WHAT THE TASK ASKS -
The records below must be output exactly, without pictures.

--- START PROVIDED DATA ---

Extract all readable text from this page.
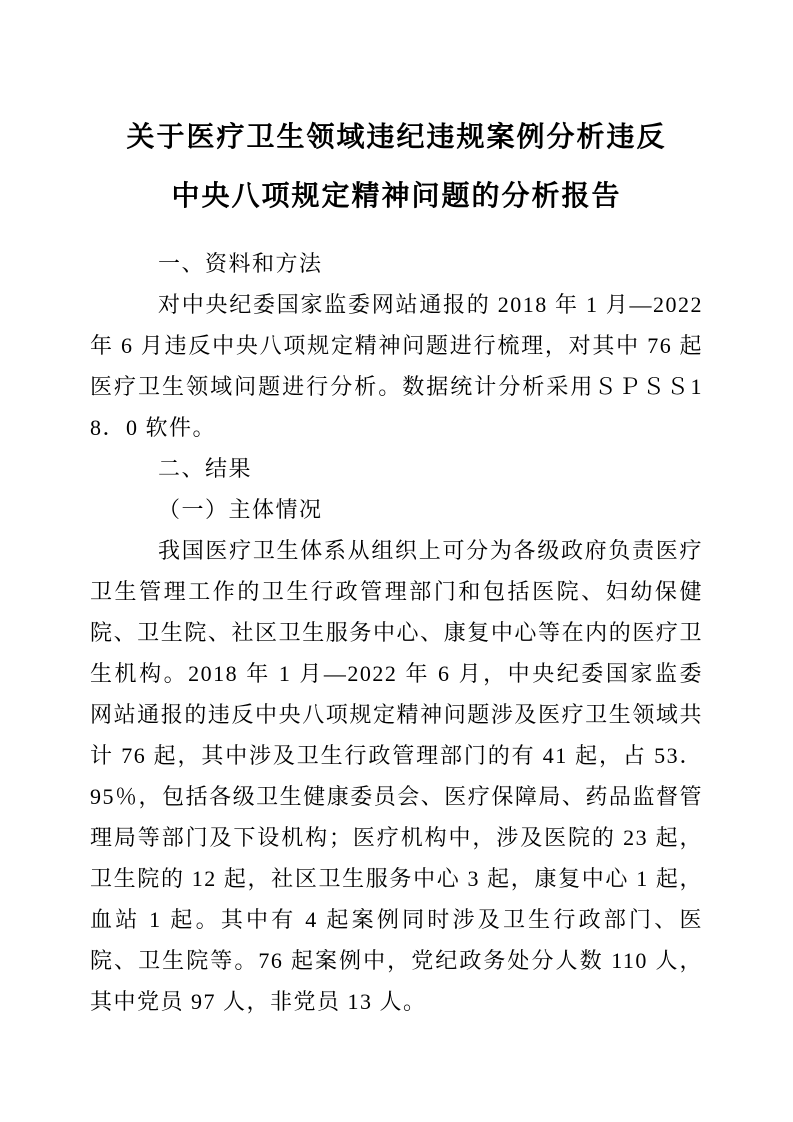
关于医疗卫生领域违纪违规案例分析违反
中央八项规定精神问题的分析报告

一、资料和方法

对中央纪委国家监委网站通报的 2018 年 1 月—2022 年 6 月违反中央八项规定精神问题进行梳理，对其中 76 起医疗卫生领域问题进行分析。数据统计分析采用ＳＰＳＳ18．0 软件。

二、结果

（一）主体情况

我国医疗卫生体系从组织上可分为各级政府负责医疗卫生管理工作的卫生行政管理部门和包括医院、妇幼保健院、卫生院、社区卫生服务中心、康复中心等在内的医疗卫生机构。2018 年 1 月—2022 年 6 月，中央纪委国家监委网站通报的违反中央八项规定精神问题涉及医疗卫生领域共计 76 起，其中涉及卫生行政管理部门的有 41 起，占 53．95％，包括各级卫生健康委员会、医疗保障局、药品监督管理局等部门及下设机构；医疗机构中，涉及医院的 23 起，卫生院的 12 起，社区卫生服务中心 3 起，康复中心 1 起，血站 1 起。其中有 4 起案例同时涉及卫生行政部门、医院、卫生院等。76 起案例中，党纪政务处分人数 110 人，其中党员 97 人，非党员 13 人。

--- END PROVIDED DATA ---

RESPONSE -
Extract all readable text from this page.
关于医疗卫生领域违纪违规案例分析违反
中央八项规定精神问题的分析报告

一、资料和方法

对中央纪委国家监委网站通报的 2018 年 1 月—2022 年 6 月违反中央八项规定精神问题进行梳理，对其中 76 起医疗卫生领域问题进行分析。数据统计分析采用ＳＰＳＳ18．0 软件。

二、结果

（一）主体情况

我国医疗卫生体系从组织上可分为各级政府负责医疗卫生管理工作的卫生行政管理部门和包括医院、妇幼保健院、卫生院、社区卫生服务中心、康复中心等在内的医疗卫生机构。2018 年 1 月—2022 年 6 月，中央纪委国家监委网站通报的违反中央八项规定精神问题涉及医疗卫生领域共计 76 起，其中涉及卫生行政管理部门的有 41 起，占 53．95％，包括各级卫生健康委员会、医疗保障局、药品监督管理局等部门及下设机构；医疗机构中，涉及医院的 23 起，卫生院的 12 起，社区卫生服务中心 3 起，康复中心 1 起，血站 1 起。其中有 4 起案例同时涉及卫生行政部门、医院、卫生院等。76 起案例中，党纪政务处分人数 110 人，其中党员 97 人，非党员 13 人。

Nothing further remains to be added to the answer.